=== REQUIRED WORK ===
Omit images. Retype all entries verbatim.

=== RECORDS SUPPLIED ===
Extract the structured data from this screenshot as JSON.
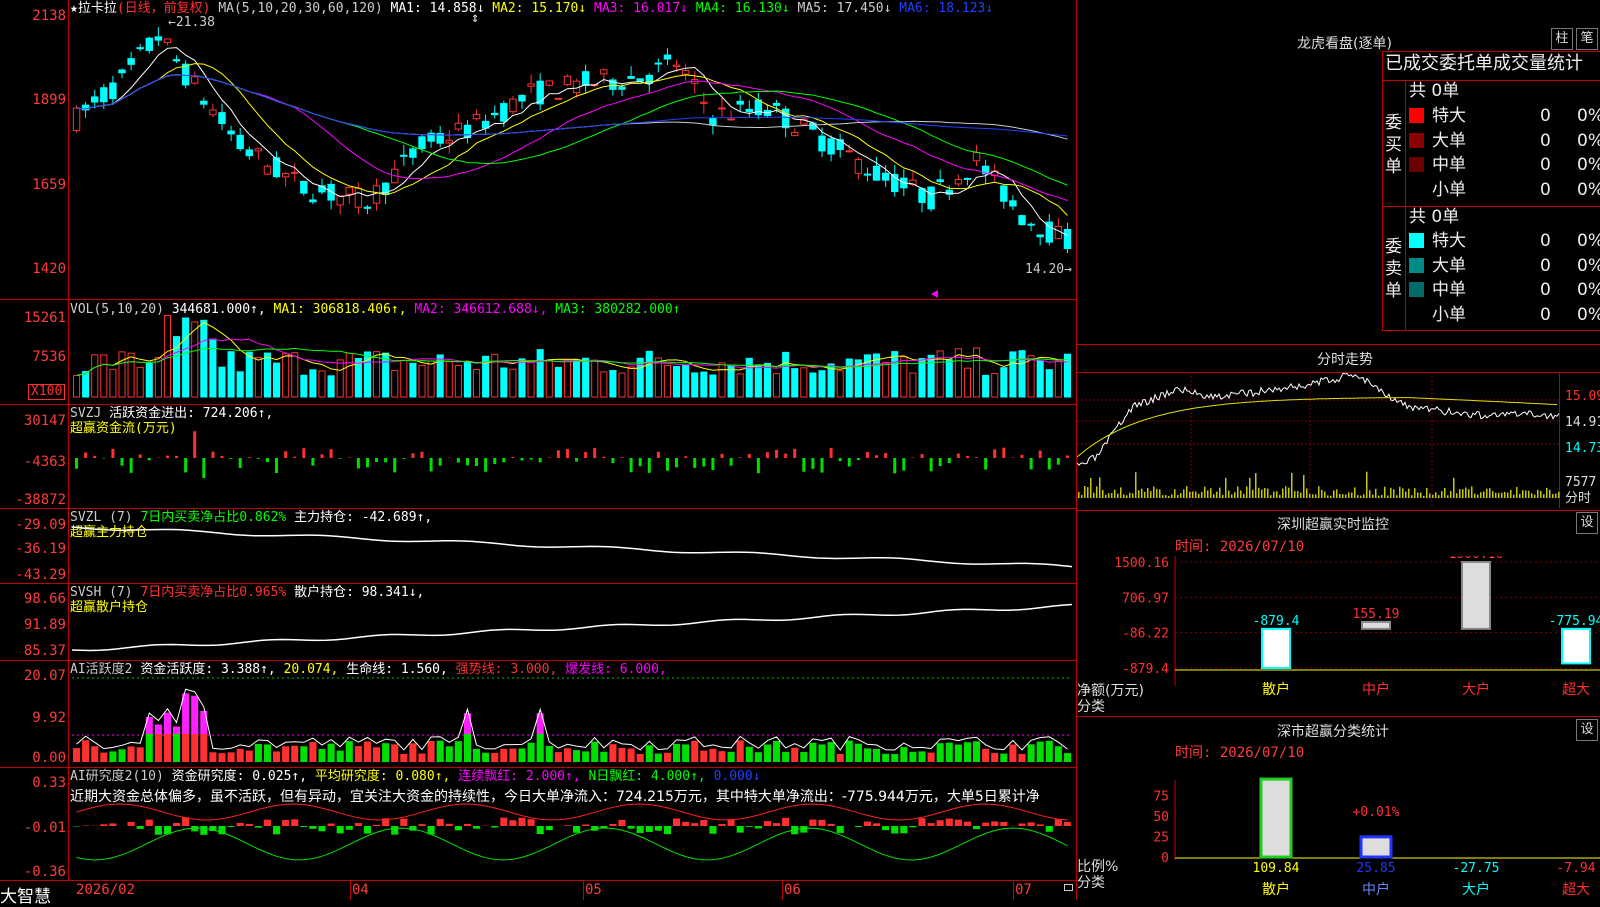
{
  "colors": {
    "up": "#ff3030",
    "down": "#00ffff",
    "ma1": "#ffffff",
    "ma2": "#ffff00",
    "ma3": "#ff00ff",
    "ma4": "#00ff00",
    "ma5": "#cccccc",
    "ma6": "#2040ff"
  },
  "main": {
    "y_ticks": [
      "2138",
      "1899",
      "1659",
      "1420"
    ],
    "hdr": {
      "name": "★拉卡拉",
      "period": "(日线，前复权)",
      "ma_label": "MA(5,10,20,30,60,120)",
      "ma1": "MA1: 14.858↓",
      "ma2": "MA2: 15.170↓",
      "ma3": "MA3: 16.017↓",
      "ma4": "MA4: 16.130↓",
      "ma5": "MA5: 17.450↓",
      "ma6": "MA6: 18.123↓"
    },
    "high_label": "←21.38",
    "low_label": "14.20→"
  },
  "vol": {
    "y_ticks": [
      "15261",
      "7536"
    ],
    "unit": "X100",
    "hdr": {
      "label": "VOL(5,10,20)",
      "value": "344681.000↑,",
      "ma1": "MA1: 306818.406↑,",
      "ma2": "MA2: 346612.688↓,",
      "ma3": "MA3: 380282.000↑"
    }
  },
  "svzj": {
    "y_ticks": [
      "30147",
      "-4363",
      "-38872"
    ],
    "hdr": {
      "label": "SVZJ",
      "text": "活跃资金进出: 724.206↑,"
    },
    "sub": "超赢资金流(万元)"
  },
  "svzl": {
    "y_ticks": [
      "-29.09",
      "-36.19",
      "-43.29"
    ],
    "hdr": {
      "label": "SVZL (7)",
      "ratio": "7日内买卖净占比0.862%",
      "text": "主力持仓: -42.689↑,"
    },
    "sub": "超赢主力持仓"
  },
  "svsh": {
    "y_ticks": [
      "98.66",
      "91.89",
      "85.37"
    ],
    "hdr": {
      "label": "SVSH (7)",
      "ratio": "7日内买卖净占比0.965%",
      "text": "散户持仓: 98.341↓,"
    },
    "sub": "超赢散户持仓"
  },
  "ai1": {
    "y_ticks": [
      "20.07",
      "9.92",
      "0.00"
    ],
    "hdr": {
      "label": "AI活跃度2",
      "a": "资金活跃度: 3.388↑,",
      "b": "20.074,",
      "c": "生命线: 1.560,",
      "d": "强势线: 3.000,",
      "e": "爆发线: 6.000,"
    }
  },
  "ai2": {
    "y_ticks": [
      "0.33",
      "-0.01",
      "-0.36"
    ],
    "hdr": {
      "label": "AI研究度2(10)",
      "a": "资金研究度: 0.025↑,",
      "b": "平均研究度: 0.080↑,",
      "c": "连续飘红: 2.000↑,",
      "d": "N日飘红: 4.000↑,",
      "e": "0.000↓"
    },
    "comment": "近期大资金总体偏多，虽不活跃，但有异动，宜关注大资金的持续性，今日大单净流入：724.215万元，其中特大单净流出：-775.944万元，大单5日累计净"
  },
  "dates": [
    "2026/02",
    "04",
    "05",
    "06",
    "07"
  ],
  "brand": "大智慧",
  "longhu": {
    "title": "龙虎看盘(逐单)",
    "btn1": "柱",
    "btn2": "笔",
    "subtitle": "已成交委托单成交量统计",
    "buy_label": "委买单",
    "sell_label": "委卖单",
    "buy_total": "共 0单",
    "sell_total": "共 0单",
    "buy_rows": [
      {
        "label": "特大",
        "count": "0",
        "pct": "0%",
        "color": "#ff0000"
      },
      {
        "label": "大单",
        "count": "0",
        "pct": "0%",
        "color": "#8b0000"
      },
      {
        "label": "中单",
        "count": "0",
        "pct": "0%",
        "color": "#6a0000"
      },
      {
        "label": "小单",
        "count": "0",
        "pct": "0%",
        "color": ""
      }
    ],
    "sell_rows": [
      {
        "label": "特大",
        "count": "0",
        "pct": "0%",
        "color": "#00ffff"
      },
      {
        "label": "大单",
        "count": "0",
        "pct": "0%",
        "color": "#008b8b"
      },
      {
        "label": "中单",
        "count": "0",
        "pct": "0%",
        "color": "#006b6b"
      },
      {
        "label": "小单",
        "count": "0",
        "pct": "0%",
        "color": ""
      }
    ]
  },
  "intraday": {
    "title": "分时走势",
    "y_ticks": [
      "15.09",
      "14.91",
      "14.73"
    ],
    "vol_tick": "7577",
    "vol_label": "分时"
  },
  "monitor": {
    "title": "深圳超赢实时监控",
    "btn": "设",
    "time": "时间: 2026/07/10",
    "y_ticks": [
      "1500.16",
      "706.97",
      "-86.22",
      "-879.4"
    ],
    "axis_label1": "净额(万元)",
    "axis_label2": "分类",
    "bars": [
      {
        "label": "散户",
        "value": -879.4,
        "text": "-879.4"
      },
      {
        "label": "中户",
        "value": 155.19,
        "text": "155.19"
      },
      {
        "label": "大户",
        "value": 1500.16,
        "text": "1500.16"
      },
      {
        "label": "超大",
        "value": -775.94,
        "text": "-775.94"
      }
    ]
  },
  "stats": {
    "title": "深市超赢分类统计",
    "btn": "设",
    "time": "时间: 2026/07/10",
    "y_ticks": [
      "75",
      "50",
      "25",
      "0"
    ],
    "axis_label1": "比例%",
    "axis_label2": "分类",
    "annotation": "+0.01%",
    "bars": [
      {
        "label": "散户",
        "value": 109.84,
        "text": "109.84"
      },
      {
        "label": "中户",
        "value": 25.85,
        "text": "25.85"
      },
      {
        "label": "大户",
        "value": -27.75,
        "text": "-27.75"
      },
      {
        "label": "超大",
        "value": -7.94,
        "text": "-7.94"
      }
    ]
  }
}
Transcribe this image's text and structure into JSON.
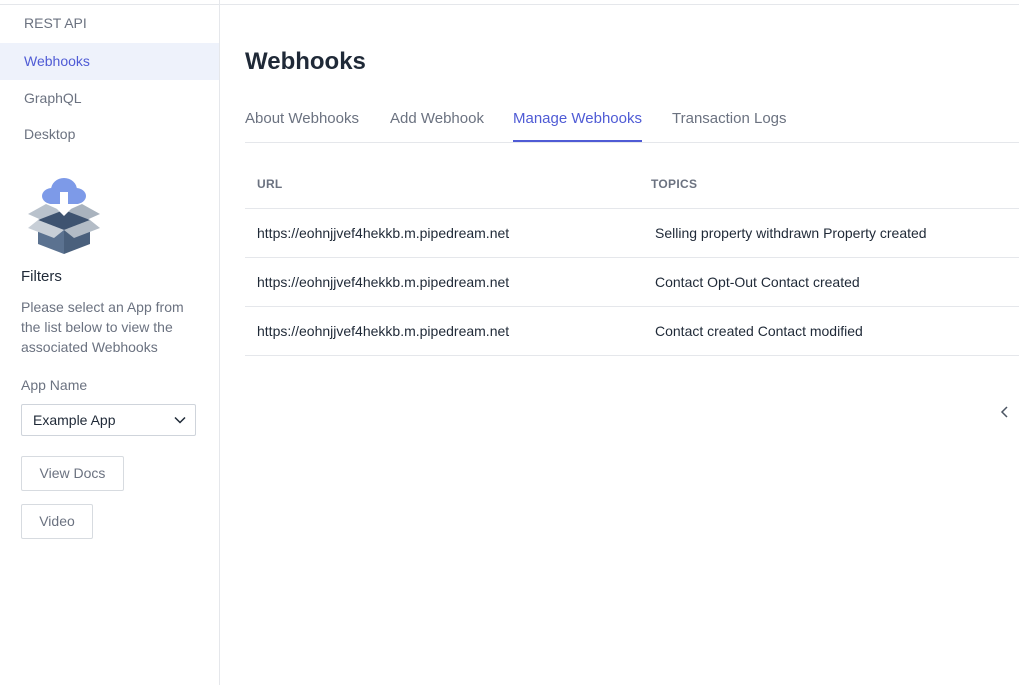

=== EXERCISE OUTPUT ===
Extract the structured data from this screenshot as JSON.
{
  "colors": {
    "up": "#ff3030",
    "down": "#00ffff",
    "ma1": "#ffffff",
    "ma2": "#ffff00",
    "ma3": "#ff00ff",
    "ma4": "#00ff00",
    "ma5": "#cccccc",
    "ma6": "#2040ff"
  },
  "main": {
    "y_ticks": [
      "2138",
      "1899",
      "1659",
      "1420"
    ],
    "hdr": {
      "name": "★拉卡拉",
      "period": "(日线，前复权)",
      "ma_label": "MA(5,10,20,30,60,120)",
      "ma1": "MA1: 14.858↓",
      "ma2": "MA2: 15.170↓",
      "ma3": "MA3: 16.017↓",
      "ma4": "MA4: 16.130↓",
      "ma5": "MA5: 17.450↓",
      "ma6": "MA6: 18.123↓"
    },
    "high_label": "←21.38",
    "low_label": "14.20→"
  },
  "vol": {
    "y_ticks": [
      "15261",
      "7536"
    ],
    "unit": "X100",
    "hdr": {
      "label": "VOL(5,10,20)",
      "value": "344681.000↑,",
      "ma1": "MA1: 306818.406↑,",
      "ma2": "MA2: 346612.688↓,",
      "ma3": "MA3: 380282.000↑"
    }
  },
  "svzj": {
    "y_ticks": [
      "30147",
      "-4363",
      "-38872"
    ],
    "hdr": {
      "label": "SVZJ",
      "text": "活跃资金进出: 724.206↑,"
    },
    "sub": "超赢资金流(万元)"
  },
  "svzl": {
    "y_ticks": [
      "-29.09",
      "-36.19",
      "-43.29"
    ],
    "hdr": {
      "label": "SVZL (7)",
      "ratio": "7日内买卖净占比0.862%",
      "text": "主力持仓: -42.689↑,"
    },
    "sub": "超赢主力持仓"
  },
  "svsh": {
    "y_ticks": [
      "98.66",
      "91.89",
      "85.37"
    ],
    "hdr": {
      "label": "SVSH (7)",
      "ratio": "7日内买卖净占比0.965%",
      "text": "散户持仓: 98.341↓,"
    },
    "sub": "超赢散户持仓"
  },
  "ai1": {
    "y_ticks": [
      "20.07",
      "9.92",
      "0.00"
    ],
    "hdr": {
      "label": "AI活跃度2",
      "a": "资金活跃度: 3.388↑,",
      "b": "20.074,",
      "c": "生命线: 1.560,",
      "d": "强势线: 3.000,",
      "e": "爆发线: 6.000,"
    }
  },
  "ai2": {
    "y_ticks": [
      "0.33",
      "-0.01",
      "-0.36"
    ],
    "hdr": {
      "label": "AI研究度2(10)",
      "a": "资金研究度: 0.025↑,",
      "b": "平均研究度: 0.080↑,",
      "c": "连续飘红: 2.000↑,",
      "d": "N日飘红: 4.000↑,",
      "e": "0.000↓"
    },
    "comment": "近期大资金总体偏多，虽不活跃，但有异动，宜关注大资金的持续性，今日大单净流入：724.215万元，其中特大单净流出：-775.944万元，大单5日累计净"
  },
  "dates": [
    "2026/02",
    "04",
    "05",
    "06",
    "07"
  ],
  "brand": "大智慧",
  "longhu": {
    "title": "龙虎看盘(逐单)",
    "btn1": "柱",
    "btn2": "笔",
    "subtitle": "已成交委托单成交量统计",
    "buy_label": "委买单",
    "sell_label": "委卖单",
    "buy_total": "共 0单",
    "sell_total": "共 0单",
    "buy_rows": [
      {
        "label": "特大",
        "count": "0",
        "pct": "0%",
        "color": "#ff0000"
      },
      {
        "label": "大单",
        "count": "0",
        "pct": "0%",
        "color": "#8b0000"
      },
      {
        "label": "中单",
        "count": "0",
        "pct": "0%",
        "color": "#6a0000"
      },
      {
        "label": "小单",
        "count": "0",
        "pct": "0%",
        "color": ""
      }
    ],
    "sell_rows": [
      {
        "label": "特大",
        "count": "0",
        "pct": "0%",
        "color": "#00ffff"
      },
      {
        "label": "大单",
        "count": "0",
        "pct": "0%",
        "color": "#008b8b"
      },
      {
        "label": "中单",
        "count": "0",
        "pct": "0%",
        "color": "#006b6b"
      },
      {
        "label": "小单",
        "count": "0",
        "pct": "0%",
        "color": ""
      }
    ]
  },
  "intraday": {
    "title": "分时走势",
    "y_ticks": [
      "15.09",
      "14.91",
      "14.73"
    ],
    "vol_tick": "7577",
    "vol_label": "分时"
  },
  "monitor": {
    "title": "深圳超赢实时监控",
    "btn": "设",
    "time": "时间: 2026/07/10",
    "y_ticks": [
      "1500.16",
      "706.97",
      "-86.22",
      "-879.4"
    ],
    "axis_label1": "净额(万元)",
    "axis_label2": "分类",
    "bars": [
      {
        "label": "散户",
        "value": -879.4,
        "text": "-879.4"
      },
      {
        "label": "中户",
        "value": 155.19,
        "text": "155.19"
      },
      {
        "label": "大户",
        "value": 1500.16,
        "text": "1500.16"
      },
      {
        "label": "超大",
        "value": -775.94,
        "text": "-775.94"
      }
    ]
  },
  "stats": {
    "title": "深市超赢分类统计",
    "btn": "设",
    "time": "时间: 2026/07/10",
    "y_ticks": [
      "75",
      "50",
      "25",
      "0"
    ],
    "axis_label1": "比例%",
    "axis_label2": "分类",
    "annotation": "+0.01%",
    "bars": [
      {
        "label": "散户",
        "value": 109.84,
        "text": "109.84"
      },
      {
        "label": "中户",
        "value": 25.85,
        "text": "25.85"
      },
      {
        "label": "大户",
        "value": -27.75,
        "text": "-27.75"
      },
      {
        "label": "超大",
        "value": -7.94,
        "text": "-7.94"
      }
    ]
  }
}
Transcribe this image's text and structure into JSON.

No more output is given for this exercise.